BEGIN Entries supplied
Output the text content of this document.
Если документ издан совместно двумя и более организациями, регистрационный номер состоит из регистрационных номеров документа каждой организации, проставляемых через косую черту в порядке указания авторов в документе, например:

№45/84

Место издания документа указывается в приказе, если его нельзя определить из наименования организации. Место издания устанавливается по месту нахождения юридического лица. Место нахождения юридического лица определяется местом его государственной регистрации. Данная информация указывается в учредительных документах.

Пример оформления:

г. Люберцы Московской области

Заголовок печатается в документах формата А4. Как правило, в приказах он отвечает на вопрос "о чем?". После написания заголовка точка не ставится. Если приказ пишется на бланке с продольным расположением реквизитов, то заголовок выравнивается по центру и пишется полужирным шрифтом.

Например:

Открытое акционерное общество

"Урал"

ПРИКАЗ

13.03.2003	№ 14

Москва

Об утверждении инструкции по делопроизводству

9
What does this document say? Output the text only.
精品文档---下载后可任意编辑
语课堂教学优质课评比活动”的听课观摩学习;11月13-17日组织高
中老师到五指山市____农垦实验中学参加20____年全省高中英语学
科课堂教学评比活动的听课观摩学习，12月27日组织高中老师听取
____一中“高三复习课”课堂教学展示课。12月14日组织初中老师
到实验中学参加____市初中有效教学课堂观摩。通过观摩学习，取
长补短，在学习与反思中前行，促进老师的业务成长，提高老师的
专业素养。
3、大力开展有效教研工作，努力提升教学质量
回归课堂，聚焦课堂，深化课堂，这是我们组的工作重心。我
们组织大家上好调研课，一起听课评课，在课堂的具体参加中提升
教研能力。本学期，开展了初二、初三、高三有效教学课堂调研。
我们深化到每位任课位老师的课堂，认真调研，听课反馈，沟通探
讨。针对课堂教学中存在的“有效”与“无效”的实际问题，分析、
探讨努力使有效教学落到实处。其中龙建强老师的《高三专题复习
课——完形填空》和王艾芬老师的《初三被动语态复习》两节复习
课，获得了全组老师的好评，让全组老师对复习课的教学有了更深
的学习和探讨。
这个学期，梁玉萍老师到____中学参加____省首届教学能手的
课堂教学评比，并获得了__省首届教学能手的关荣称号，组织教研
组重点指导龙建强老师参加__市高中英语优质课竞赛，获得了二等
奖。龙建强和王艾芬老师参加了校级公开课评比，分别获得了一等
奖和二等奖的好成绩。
END Entries supplied
Goal of the exercise:
Print from the line containing "What does this" to the last line above, exactly as written.

Exercise output:
What does this document say? Output the text only.
精品文档---下载后可任意编辑
语课堂教学优质课评比活动”的听课观摩学习;11月13-17日组织高
中老师到五指山市____农垦实验中学参加20____年全省高中英语学
科课堂教学评比活动的听课观摩学习，12月27日组织高中老师听取
____一中“高三复习课”课堂教学展示课。12月14日组织初中老师
到实验中学参加____市初中有效教学课堂观摩。通过观摩学习，取
长补短，在学习与反思中前行，促进老师的业务成长，提高老师的
专业素养。
3、大力开展有效教研工作，努力提升教学质量
回归课堂，聚焦课堂，深化课堂，这是我们组的工作重心。我
们组织大家上好调研课，一起听课评课，在课堂的具体参加中提升
教研能力。本学期，开展了初二、初三、高三有效教学课堂调研。
我们深化到每位任课位老师的课堂，认真调研，听课反馈，沟通探
讨。针对课堂教学中存在的“有效”与“无效”的实际问题，分析、
探讨努力使有效教学落到实处。其中龙建强老师的《高三专题复习
课——完形填空》和王艾芬老师的《初三被动语态复习》两节复习
课，获得了全组老师的好评，让全组老师对复习课的教学有了更深
的学习和探讨。
这个学期，梁玉萍老师到____中学参加____省首届教学能手的
课堂教学评比，并获得了__省首届教学能手的关荣称号，组织教研
组重点指导龙建强老师参加__市高中英语优质课竞赛，获得了二等
奖。龙建强和王艾芬老师参加了校级公开课评比，分别获得了一等
奖和二等奖的好成绩。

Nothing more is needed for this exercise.